##### Listed entries

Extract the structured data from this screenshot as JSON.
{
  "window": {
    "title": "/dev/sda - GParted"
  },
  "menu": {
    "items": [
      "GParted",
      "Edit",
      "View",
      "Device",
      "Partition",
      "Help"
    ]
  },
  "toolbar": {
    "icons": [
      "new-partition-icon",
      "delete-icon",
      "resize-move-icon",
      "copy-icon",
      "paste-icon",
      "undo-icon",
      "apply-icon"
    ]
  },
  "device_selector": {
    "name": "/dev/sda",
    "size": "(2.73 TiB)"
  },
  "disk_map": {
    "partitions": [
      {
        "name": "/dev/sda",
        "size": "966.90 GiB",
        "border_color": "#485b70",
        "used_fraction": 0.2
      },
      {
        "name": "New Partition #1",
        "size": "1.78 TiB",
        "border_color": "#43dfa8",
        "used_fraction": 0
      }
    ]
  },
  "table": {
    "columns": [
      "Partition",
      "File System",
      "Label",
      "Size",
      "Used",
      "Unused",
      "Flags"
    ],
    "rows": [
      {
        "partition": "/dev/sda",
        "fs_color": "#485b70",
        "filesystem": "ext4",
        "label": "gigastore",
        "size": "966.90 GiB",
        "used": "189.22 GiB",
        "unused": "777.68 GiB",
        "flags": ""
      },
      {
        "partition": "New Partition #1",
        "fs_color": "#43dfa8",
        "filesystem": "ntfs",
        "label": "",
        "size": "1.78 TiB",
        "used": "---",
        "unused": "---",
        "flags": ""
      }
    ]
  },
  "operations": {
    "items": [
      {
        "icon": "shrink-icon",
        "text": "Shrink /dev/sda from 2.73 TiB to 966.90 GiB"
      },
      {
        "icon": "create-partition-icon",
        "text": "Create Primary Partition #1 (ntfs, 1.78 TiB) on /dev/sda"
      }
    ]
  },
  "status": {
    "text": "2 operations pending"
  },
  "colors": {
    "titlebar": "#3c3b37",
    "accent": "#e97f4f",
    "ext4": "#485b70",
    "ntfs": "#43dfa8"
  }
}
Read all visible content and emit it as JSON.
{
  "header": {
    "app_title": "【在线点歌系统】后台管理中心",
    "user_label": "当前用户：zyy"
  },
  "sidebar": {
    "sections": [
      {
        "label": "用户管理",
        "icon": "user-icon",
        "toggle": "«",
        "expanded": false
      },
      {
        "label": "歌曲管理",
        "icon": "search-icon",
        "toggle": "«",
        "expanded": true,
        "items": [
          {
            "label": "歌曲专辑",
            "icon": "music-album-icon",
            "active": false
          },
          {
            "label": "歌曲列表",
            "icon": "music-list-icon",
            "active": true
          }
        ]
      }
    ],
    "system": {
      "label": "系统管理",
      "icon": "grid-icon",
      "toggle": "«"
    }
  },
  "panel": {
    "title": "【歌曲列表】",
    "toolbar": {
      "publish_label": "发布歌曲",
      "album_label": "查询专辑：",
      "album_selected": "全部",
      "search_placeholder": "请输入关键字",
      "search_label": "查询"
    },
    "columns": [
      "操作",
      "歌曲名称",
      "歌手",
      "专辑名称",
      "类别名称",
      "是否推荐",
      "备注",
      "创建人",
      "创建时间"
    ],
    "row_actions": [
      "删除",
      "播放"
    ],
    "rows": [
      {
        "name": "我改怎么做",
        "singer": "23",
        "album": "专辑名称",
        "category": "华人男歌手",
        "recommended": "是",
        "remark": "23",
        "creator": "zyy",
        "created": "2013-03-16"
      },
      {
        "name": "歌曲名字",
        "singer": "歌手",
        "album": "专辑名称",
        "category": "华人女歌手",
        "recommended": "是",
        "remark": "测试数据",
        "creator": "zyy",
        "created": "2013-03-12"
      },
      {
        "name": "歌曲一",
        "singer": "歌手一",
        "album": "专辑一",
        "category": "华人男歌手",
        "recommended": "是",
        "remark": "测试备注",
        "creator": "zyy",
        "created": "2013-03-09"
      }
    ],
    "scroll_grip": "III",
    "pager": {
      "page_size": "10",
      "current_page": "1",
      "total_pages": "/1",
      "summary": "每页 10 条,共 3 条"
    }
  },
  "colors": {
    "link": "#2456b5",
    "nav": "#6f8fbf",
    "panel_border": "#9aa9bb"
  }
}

##########

§ Given instruction: The entries above must be returned exactly.

§ Problem solution:
Extract the structured data from this screenshot as JSON.
{
  "window": {
    "title": "/dev/sda - GParted"
  },
  "menu": {
    "items": [
      "GParted",
      "Edit",
      "View",
      "Device",
      "Partition",
      "Help"
    ]
  },
  "toolbar": {
    "icons": [
      "new-partition-icon",
      "delete-icon",
      "resize-move-icon",
      "copy-icon",
      "paste-icon",
      "undo-icon",
      "apply-icon"
    ]
  },
  "device_selector": {
    "name": "/dev/sda",
    "size": "(2.73 TiB)"
  },
  "disk_map": {
    "partitions": [
      {
        "name": "/dev/sda",
        "size": "966.90 GiB",
        "border_color": "#485b70",
        "used_fraction": 0.2
      },
      {
        "name": "New Partition #1",
        "size": "1.78 TiB",
        "border_color": "#43dfa8",
        "used_fraction": 0
      }
    ]
  },
  "table": {
    "columns": [
      "Partition",
      "File System",
      "Label",
      "Size",
      "Used",
      "Unused",
      "Flags"
    ],
    "rows": [
      {
        "partition": "/dev/sda",
        "fs_color": "#485b70",
        "filesystem": "ext4",
        "label": "gigastore",
        "size": "966.90 GiB",
        "used": "189.22 GiB",
        "unused": "777.68 GiB",
        "flags": ""
      },
      {
        "partition": "New Partition #1",
        "fs_color": "#43dfa8",
        "filesystem": "ntfs",
        "label": "",
        "size": "1.78 TiB",
        "used": "---",
        "unused": "---",
        "flags": ""
      }
    ]
  },
  "operations": {
    "items": [
      {
        "icon": "shrink-icon",
        "text": "Shrink /dev/sda from 2.73 TiB to 966.90 GiB"
      },
      {
        "icon": "create-partition-icon",
        "text": "Create Primary Partition #1 (ntfs, 1.78 TiB) on /dev/sda"
      }
    ]
  },
  "status": {
    "text": "2 operations pending"
  },
  "colors": {
    "titlebar": "#3c3b37",
    "accent": "#e97f4f",
    "ext4": "#485b70",
    "ntfs": "#43dfa8"
  }
}
Read all visible content and emit it as JSON.
{
  "header": {
    "app_title": "【在线点歌系统】后台管理中心",
    "user_label": "当前用户：zyy"
  },
  "sidebar": {
    "sections": [
      {
        "label": "用户管理",
        "icon": "user-icon",
        "toggle": "«",
        "expanded": false
      },
      {
        "label": "歌曲管理",
        "icon": "search-icon",
        "toggle": "«",
        "expanded": true,
        "items": [
          {
            "label": "歌曲专辑",
            "icon": "music-album-icon",
            "active": false
          },
          {
            "label": "歌曲列表",
            "icon": "music-list-icon",
            "active": true
          }
        ]
      }
    ],
    "system": {
      "label": "系统管理",
      "icon": "grid-icon",
      "toggle": "«"
    }
  },
  "panel": {
    "title": "【歌曲列表】",
    "toolbar": {
      "publish_label": "发布歌曲",
      "album_label": "查询专辑：",
      "album_selected": "全部",
      "search_placeholder": "请输入关键字",
      "search_label": "查询"
    },
    "columns": [
      "操作",
      "歌曲名称",
      "歌手",
      "专辑名称",
      "类别名称",
      "是否推荐",
      "备注",
      "创建人",
      "创建时间"
    ],
    "row_actions": [
      "删除",
      "播放"
    ],
    "rows": [
      {
        "name": "我改怎么做",
        "singer": "23",
        "album": "专辑名称",
        "category": "华人男歌手",
        "recommended": "是",
        "remark": "23",
        "creator": "zyy",
        "created": "2013-03-16"
      },
      {
        "name": "歌曲名字",
        "singer": "歌手",
        "album": "专辑名称",
        "category": "华人女歌手",
        "recommended": "是",
        "remark": "测试数据",
        "creator": "zyy",
        "created": "2013-03-12"
      },
      {
        "name": "歌曲一",
        "singer": "歌手一",
        "album": "专辑一",
        "category": "华人男歌手",
        "recommended": "是",
        "remark": "测试备注",
        "creator": "zyy",
        "created": "2013-03-09"
      }
    ],
    "scroll_grip": "III",
    "pager": {
      "page_size": "10",
      "current_page": "1",
      "total_pages": "/1",
      "summary": "每页 10 条,共 3 条"
    }
  },
  "colors": {
    "link": "#2456b5",
    "nav": "#6f8fbf",
    "panel_border": "#9aa9bb"
  }
}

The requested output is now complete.